From the entries that follow, pick out all lines holding "Satisfied".

Figure record listings:
###

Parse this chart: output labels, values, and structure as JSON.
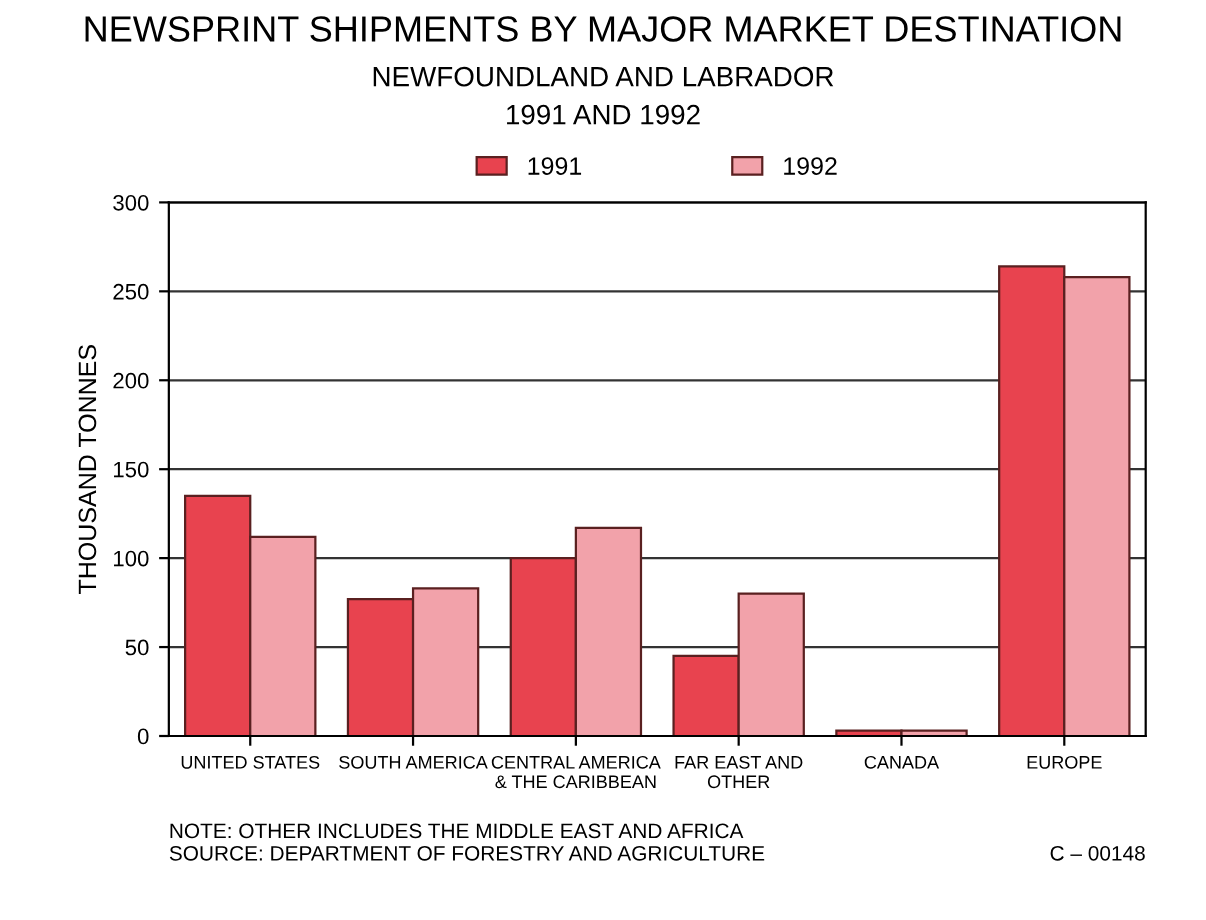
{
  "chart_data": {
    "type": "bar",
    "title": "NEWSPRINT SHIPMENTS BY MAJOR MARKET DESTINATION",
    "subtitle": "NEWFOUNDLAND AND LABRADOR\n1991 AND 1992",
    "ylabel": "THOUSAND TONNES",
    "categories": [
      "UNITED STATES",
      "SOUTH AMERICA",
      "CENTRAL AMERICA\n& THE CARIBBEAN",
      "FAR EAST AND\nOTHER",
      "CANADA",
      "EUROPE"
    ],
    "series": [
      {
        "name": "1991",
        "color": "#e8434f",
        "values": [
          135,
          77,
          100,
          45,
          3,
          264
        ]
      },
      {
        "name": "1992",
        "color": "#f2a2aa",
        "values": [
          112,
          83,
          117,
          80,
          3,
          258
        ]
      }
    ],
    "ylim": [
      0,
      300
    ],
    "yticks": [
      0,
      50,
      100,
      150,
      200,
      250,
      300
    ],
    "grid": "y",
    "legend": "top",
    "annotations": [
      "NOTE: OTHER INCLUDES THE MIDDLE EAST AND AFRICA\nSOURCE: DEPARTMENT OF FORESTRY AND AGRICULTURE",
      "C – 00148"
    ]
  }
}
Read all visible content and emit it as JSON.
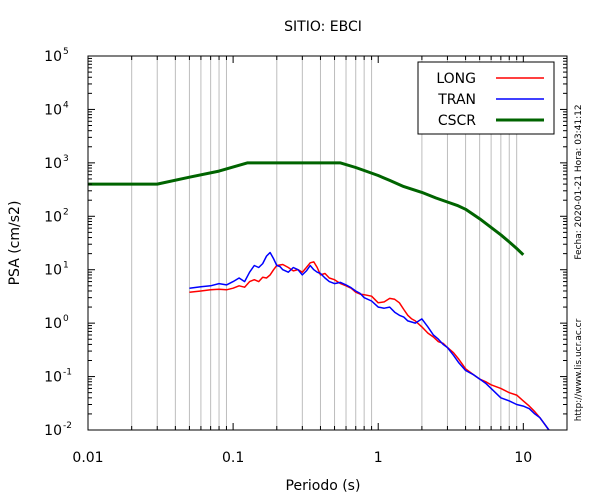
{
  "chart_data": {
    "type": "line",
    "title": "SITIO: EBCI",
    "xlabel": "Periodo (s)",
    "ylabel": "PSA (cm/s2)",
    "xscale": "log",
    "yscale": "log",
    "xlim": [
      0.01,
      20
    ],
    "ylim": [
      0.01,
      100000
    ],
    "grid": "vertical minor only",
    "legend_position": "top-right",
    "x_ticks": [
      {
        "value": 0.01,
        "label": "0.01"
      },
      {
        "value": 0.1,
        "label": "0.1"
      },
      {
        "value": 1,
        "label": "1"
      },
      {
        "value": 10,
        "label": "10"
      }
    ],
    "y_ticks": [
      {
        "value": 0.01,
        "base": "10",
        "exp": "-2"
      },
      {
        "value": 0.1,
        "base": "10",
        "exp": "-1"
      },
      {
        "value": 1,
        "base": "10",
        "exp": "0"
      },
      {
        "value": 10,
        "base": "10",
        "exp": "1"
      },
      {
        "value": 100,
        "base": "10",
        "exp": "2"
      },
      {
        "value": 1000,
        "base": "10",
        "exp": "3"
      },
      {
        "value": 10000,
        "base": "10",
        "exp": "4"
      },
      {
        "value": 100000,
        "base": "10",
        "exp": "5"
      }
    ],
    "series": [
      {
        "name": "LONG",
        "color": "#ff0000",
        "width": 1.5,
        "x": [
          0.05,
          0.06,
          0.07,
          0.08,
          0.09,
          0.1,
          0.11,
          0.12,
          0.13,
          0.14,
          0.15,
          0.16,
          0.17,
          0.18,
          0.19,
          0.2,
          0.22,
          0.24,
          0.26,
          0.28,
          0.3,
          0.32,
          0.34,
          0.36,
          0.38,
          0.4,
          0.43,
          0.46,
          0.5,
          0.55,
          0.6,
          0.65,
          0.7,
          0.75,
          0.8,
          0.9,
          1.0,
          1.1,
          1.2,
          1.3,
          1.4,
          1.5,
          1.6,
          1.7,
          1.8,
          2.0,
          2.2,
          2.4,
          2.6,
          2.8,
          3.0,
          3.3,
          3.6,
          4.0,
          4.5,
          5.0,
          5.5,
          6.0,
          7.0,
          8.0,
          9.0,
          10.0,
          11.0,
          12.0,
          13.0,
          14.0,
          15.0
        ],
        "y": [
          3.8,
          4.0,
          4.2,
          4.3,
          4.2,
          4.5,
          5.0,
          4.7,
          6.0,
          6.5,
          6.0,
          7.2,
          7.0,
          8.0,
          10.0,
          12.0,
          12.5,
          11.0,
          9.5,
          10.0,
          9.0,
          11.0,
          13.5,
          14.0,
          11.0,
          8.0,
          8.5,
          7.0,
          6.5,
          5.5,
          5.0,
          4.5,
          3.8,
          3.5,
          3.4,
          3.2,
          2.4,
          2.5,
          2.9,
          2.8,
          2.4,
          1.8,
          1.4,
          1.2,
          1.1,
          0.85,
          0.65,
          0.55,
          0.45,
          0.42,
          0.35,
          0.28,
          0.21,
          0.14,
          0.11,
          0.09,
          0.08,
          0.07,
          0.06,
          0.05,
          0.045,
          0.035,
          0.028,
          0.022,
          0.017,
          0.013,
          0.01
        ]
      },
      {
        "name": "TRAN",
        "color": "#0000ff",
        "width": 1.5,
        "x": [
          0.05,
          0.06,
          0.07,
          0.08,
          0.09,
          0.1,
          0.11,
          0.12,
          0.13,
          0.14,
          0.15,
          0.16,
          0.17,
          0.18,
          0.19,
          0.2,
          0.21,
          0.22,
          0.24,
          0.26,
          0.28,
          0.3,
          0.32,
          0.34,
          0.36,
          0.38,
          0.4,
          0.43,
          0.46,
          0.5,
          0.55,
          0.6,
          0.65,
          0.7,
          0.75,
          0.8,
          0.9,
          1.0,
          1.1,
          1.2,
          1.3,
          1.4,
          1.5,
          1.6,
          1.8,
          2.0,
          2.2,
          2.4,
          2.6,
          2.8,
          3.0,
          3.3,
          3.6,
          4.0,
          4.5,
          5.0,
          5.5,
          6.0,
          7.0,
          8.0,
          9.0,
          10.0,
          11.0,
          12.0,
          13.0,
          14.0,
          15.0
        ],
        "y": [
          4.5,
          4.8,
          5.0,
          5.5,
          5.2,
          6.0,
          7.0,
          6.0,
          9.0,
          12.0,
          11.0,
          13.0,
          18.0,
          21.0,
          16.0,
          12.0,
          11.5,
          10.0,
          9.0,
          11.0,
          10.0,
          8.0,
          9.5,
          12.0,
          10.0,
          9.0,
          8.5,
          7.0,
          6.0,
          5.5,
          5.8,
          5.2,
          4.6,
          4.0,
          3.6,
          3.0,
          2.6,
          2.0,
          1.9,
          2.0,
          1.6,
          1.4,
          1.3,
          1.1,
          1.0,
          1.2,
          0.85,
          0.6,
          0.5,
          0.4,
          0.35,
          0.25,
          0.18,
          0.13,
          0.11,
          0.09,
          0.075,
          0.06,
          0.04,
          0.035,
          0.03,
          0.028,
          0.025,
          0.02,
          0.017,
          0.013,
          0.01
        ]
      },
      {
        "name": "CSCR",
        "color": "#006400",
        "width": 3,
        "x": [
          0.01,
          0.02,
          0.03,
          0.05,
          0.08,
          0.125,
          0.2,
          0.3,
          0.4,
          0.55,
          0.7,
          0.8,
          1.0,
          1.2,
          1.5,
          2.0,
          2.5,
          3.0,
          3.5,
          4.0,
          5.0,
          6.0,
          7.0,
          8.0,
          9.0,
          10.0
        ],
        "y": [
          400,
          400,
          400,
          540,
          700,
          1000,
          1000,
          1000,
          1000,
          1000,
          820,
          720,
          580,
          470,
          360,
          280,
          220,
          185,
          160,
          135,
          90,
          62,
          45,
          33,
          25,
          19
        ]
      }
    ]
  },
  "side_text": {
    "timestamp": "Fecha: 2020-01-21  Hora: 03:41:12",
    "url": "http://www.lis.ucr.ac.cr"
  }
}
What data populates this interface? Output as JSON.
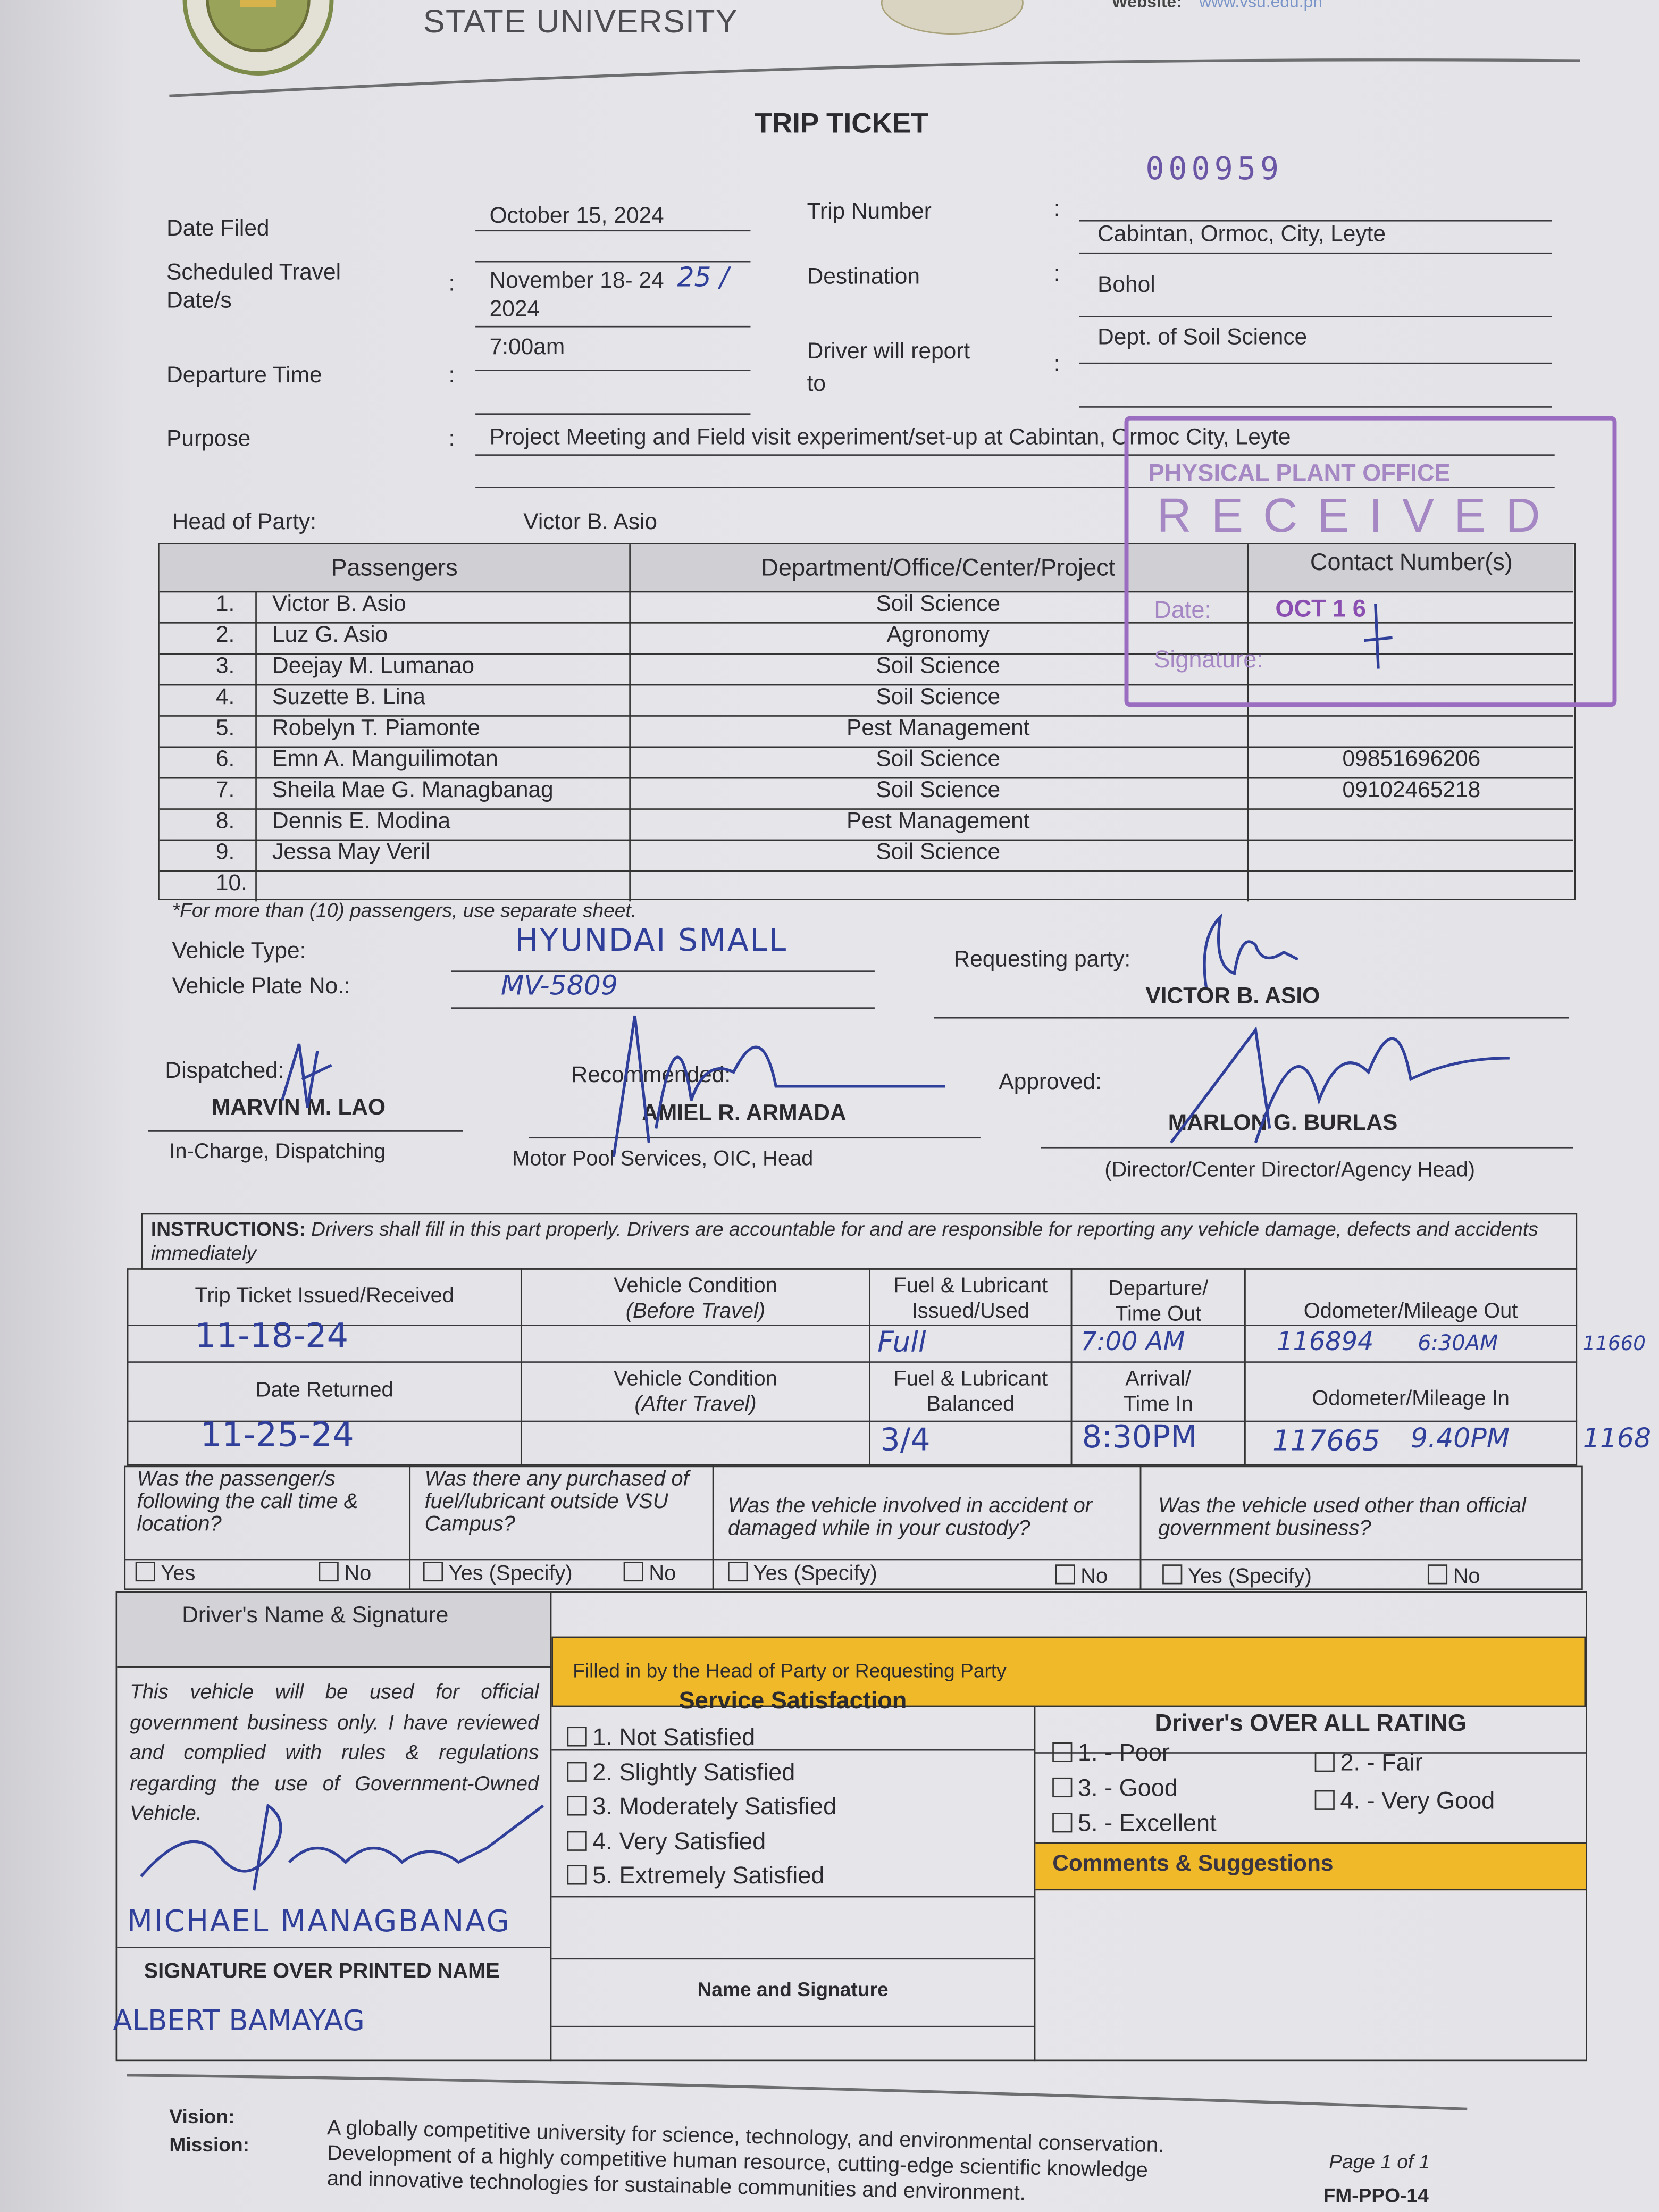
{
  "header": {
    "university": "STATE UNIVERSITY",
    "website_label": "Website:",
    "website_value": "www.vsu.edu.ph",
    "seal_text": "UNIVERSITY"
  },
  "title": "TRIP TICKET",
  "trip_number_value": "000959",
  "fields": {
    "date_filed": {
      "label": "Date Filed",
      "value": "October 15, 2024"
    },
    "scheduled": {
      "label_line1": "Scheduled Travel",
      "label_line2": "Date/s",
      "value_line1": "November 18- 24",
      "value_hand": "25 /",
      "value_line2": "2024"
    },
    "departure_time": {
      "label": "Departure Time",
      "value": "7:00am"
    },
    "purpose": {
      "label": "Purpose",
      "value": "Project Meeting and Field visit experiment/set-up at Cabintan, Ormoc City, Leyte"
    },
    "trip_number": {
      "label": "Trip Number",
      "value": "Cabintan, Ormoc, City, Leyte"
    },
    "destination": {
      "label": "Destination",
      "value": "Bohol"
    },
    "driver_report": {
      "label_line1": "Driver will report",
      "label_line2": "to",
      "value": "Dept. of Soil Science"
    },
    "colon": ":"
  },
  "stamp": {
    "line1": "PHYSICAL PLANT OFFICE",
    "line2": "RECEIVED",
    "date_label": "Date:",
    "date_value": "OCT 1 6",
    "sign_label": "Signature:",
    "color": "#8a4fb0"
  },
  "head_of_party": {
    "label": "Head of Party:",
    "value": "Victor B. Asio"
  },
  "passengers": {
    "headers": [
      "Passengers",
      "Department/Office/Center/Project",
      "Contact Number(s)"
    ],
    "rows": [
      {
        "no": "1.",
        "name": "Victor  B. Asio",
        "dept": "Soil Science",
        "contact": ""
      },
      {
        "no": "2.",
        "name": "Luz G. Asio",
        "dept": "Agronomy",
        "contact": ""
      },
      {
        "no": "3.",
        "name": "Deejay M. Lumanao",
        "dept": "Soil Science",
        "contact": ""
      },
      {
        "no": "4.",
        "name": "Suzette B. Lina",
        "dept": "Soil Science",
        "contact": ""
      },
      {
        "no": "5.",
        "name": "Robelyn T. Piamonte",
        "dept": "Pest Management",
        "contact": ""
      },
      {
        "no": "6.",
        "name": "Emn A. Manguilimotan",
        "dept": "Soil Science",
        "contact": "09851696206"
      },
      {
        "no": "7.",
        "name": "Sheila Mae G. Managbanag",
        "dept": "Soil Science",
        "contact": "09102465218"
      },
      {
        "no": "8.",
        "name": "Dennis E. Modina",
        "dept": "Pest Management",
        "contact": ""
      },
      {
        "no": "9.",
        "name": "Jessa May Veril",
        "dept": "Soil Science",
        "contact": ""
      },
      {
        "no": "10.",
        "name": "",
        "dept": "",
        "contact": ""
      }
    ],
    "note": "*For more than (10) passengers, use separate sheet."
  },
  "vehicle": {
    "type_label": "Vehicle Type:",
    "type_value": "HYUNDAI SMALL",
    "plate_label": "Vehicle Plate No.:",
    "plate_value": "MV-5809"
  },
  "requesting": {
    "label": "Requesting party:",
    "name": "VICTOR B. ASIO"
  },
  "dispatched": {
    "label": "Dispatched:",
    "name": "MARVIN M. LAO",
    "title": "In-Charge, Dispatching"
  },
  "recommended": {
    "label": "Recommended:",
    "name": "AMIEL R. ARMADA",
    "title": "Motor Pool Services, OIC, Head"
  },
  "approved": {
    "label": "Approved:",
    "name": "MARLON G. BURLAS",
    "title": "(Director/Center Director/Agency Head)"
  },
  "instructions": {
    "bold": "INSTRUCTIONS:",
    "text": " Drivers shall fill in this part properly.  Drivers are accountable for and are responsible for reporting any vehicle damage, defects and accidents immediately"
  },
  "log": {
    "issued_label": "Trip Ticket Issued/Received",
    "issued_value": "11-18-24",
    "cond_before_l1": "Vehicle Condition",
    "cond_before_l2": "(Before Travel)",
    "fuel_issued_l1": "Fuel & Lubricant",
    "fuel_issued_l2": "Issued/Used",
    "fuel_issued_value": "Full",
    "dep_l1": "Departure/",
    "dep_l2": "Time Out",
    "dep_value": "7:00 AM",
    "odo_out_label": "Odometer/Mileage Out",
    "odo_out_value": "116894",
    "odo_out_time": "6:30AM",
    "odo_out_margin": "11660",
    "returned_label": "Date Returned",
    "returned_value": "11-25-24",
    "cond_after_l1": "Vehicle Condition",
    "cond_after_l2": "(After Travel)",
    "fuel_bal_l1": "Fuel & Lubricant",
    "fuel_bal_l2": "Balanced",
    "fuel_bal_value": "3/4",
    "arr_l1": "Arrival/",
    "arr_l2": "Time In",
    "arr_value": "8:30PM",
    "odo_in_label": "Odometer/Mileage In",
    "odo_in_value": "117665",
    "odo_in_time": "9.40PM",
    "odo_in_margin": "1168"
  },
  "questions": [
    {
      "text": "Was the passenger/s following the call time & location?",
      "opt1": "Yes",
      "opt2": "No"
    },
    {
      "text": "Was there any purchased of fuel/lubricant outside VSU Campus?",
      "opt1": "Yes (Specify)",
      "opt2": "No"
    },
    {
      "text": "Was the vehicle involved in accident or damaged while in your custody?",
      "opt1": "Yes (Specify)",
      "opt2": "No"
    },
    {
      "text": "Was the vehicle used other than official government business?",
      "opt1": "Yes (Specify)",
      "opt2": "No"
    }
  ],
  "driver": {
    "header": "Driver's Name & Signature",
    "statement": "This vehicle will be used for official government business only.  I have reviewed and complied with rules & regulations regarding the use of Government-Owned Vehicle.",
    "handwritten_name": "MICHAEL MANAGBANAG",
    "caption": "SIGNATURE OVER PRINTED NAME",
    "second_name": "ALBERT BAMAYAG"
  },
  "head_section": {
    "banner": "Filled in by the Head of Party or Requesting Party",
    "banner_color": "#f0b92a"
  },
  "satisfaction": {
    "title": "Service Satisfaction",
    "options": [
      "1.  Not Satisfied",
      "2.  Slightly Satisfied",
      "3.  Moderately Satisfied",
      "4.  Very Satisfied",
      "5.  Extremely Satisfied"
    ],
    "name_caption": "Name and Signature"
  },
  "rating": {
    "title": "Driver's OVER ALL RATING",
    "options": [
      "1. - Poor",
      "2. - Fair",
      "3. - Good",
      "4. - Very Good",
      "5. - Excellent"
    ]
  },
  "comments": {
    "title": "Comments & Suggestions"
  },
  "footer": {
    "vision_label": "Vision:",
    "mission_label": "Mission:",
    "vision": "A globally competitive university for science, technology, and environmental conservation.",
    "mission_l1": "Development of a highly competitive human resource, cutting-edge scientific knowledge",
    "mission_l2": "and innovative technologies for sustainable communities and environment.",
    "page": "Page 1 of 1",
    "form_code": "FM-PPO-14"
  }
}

###

> [SOLVED EXERCISE]
      "1.  Not Satisfied",
      "2.  Slightly Satisfied",
      "3.  Moderately Satisfied",
      "4.  Very Satisfied",
      "5.  Extremely Satisfied"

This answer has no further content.